═══ Records to use
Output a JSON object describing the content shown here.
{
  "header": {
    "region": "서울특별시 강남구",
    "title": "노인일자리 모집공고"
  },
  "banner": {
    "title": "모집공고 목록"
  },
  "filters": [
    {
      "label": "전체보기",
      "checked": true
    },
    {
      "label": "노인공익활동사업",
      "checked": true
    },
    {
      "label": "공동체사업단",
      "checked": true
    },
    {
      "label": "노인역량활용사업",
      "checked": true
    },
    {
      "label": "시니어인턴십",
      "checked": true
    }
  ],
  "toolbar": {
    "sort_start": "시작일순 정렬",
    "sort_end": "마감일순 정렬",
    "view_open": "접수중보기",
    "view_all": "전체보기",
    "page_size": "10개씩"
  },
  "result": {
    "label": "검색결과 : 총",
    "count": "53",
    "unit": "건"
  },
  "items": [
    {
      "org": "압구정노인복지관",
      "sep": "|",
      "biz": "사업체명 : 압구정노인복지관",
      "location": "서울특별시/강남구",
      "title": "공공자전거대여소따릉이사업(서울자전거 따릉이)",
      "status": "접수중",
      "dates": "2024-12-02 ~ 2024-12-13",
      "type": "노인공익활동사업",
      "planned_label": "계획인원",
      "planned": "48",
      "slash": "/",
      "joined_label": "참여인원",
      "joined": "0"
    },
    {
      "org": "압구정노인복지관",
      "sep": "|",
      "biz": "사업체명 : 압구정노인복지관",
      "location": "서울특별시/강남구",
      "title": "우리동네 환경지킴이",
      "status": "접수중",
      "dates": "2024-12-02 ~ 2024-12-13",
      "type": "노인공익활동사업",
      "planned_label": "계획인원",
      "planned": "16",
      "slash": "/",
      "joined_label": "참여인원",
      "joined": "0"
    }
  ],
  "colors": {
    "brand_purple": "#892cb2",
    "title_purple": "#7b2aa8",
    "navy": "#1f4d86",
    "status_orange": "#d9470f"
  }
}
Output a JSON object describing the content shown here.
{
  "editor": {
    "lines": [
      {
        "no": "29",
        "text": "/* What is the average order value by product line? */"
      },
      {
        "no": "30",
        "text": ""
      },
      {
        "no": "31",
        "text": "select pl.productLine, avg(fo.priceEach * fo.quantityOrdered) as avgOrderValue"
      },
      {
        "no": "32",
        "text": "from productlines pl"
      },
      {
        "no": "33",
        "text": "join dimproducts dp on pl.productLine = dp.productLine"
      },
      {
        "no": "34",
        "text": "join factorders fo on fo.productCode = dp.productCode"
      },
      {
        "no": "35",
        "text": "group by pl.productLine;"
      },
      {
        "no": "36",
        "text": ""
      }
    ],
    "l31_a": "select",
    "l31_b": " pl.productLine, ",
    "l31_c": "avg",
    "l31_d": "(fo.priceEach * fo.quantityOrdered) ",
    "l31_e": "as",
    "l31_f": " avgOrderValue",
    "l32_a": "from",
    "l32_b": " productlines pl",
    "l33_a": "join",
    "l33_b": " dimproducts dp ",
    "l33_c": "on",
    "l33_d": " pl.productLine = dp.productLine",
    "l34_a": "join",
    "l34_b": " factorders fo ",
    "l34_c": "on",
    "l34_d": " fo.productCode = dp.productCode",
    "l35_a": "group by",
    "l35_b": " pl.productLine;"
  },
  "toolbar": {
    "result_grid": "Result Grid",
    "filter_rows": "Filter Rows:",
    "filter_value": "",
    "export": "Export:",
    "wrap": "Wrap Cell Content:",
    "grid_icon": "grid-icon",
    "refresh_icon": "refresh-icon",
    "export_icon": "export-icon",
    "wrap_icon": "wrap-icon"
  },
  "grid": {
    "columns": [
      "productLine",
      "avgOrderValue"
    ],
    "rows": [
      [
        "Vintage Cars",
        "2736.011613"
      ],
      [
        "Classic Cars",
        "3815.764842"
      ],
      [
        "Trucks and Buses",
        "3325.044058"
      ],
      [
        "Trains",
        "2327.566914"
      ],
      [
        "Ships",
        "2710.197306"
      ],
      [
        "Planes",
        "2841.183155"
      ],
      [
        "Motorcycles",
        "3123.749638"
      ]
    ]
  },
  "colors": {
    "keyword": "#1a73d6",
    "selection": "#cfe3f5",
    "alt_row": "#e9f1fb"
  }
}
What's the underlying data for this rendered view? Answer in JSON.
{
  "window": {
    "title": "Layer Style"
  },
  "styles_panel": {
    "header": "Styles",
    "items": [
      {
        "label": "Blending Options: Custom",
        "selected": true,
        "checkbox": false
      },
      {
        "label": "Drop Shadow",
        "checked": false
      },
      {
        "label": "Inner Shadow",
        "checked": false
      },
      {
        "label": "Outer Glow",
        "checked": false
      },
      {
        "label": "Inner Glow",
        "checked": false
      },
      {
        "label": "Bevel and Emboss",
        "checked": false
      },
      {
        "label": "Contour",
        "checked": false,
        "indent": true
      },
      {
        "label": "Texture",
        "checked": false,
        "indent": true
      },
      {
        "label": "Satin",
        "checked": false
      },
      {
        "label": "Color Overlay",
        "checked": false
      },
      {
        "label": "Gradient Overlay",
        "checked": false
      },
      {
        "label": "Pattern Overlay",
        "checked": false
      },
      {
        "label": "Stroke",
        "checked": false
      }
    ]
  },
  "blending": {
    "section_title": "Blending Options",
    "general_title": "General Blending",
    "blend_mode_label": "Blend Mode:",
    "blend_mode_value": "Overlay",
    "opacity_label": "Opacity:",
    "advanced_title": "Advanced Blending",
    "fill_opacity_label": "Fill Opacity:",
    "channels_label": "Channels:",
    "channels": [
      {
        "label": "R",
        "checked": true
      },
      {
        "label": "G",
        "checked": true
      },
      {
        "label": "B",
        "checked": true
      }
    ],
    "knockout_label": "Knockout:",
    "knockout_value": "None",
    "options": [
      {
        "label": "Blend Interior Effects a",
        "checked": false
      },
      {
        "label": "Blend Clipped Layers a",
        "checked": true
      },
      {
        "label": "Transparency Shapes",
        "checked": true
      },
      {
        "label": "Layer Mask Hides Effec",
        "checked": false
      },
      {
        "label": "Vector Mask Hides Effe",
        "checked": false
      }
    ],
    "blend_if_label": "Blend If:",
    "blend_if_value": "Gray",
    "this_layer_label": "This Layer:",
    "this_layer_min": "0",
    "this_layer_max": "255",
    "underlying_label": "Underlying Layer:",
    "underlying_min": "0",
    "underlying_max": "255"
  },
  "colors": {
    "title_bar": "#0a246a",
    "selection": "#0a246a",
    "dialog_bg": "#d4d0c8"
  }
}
══════
● Requirements
Your reply is one number: how many lines of the records above contain the word "avgOrderValue".

● Result of this exercise
3